Start of DATA FOR THIS EXERCISE

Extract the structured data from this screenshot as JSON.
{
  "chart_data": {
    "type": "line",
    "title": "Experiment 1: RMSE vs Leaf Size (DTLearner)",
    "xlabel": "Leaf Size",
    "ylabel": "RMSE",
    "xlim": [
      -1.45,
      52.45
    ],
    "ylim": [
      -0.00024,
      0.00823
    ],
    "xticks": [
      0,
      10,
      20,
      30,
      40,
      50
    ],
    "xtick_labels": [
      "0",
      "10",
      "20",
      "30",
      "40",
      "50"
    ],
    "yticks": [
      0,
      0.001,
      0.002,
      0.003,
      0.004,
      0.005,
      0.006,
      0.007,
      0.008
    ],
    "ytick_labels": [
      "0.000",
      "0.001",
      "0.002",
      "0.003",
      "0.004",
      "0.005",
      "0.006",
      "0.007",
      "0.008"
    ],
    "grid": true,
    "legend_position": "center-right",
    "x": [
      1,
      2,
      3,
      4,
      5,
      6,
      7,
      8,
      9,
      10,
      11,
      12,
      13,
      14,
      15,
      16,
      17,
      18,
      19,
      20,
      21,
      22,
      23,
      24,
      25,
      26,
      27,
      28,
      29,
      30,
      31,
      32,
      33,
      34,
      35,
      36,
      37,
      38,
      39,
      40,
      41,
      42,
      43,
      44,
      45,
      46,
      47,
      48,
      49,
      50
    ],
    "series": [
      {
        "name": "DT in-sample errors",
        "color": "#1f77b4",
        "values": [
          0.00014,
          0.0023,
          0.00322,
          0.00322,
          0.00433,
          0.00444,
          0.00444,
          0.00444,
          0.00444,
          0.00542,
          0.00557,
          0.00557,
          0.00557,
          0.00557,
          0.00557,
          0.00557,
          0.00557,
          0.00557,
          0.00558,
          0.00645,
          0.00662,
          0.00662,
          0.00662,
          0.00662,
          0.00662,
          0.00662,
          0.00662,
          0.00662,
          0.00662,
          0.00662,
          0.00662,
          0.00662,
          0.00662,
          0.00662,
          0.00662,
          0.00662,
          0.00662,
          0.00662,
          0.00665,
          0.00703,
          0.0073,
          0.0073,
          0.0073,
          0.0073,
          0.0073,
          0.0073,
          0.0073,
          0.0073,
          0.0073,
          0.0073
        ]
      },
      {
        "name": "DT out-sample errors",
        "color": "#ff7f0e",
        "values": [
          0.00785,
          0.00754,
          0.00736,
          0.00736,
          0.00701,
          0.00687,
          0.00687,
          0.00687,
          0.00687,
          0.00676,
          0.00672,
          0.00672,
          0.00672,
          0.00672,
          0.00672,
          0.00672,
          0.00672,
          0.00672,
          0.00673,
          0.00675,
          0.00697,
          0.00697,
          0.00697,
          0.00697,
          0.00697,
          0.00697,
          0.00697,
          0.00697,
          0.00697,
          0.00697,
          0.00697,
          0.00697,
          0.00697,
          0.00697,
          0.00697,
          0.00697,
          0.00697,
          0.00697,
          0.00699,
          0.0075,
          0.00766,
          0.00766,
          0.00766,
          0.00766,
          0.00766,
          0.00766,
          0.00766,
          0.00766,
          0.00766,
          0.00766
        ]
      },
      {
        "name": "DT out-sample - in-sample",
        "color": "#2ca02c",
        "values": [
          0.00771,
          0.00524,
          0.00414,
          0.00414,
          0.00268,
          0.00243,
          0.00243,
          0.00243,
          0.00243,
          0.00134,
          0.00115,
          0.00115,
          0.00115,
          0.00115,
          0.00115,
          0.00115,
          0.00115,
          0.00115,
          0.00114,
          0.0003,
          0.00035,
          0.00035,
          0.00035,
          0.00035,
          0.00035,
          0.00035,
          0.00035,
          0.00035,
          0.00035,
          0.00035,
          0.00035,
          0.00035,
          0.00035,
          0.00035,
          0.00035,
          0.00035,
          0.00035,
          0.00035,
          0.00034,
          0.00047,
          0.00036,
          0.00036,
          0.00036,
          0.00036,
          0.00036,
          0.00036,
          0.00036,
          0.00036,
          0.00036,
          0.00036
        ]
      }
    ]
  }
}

End of DATA FOR THIS EXERCISE

### WRITTEN PROBLEM
Check each line above for "Size" and return the ones that have it.

### EXERCISE RESULT
    "title": "Experiment 1: RMSE vs Leaf Size (DTLearner)",
    "xlabel": "Leaf Size",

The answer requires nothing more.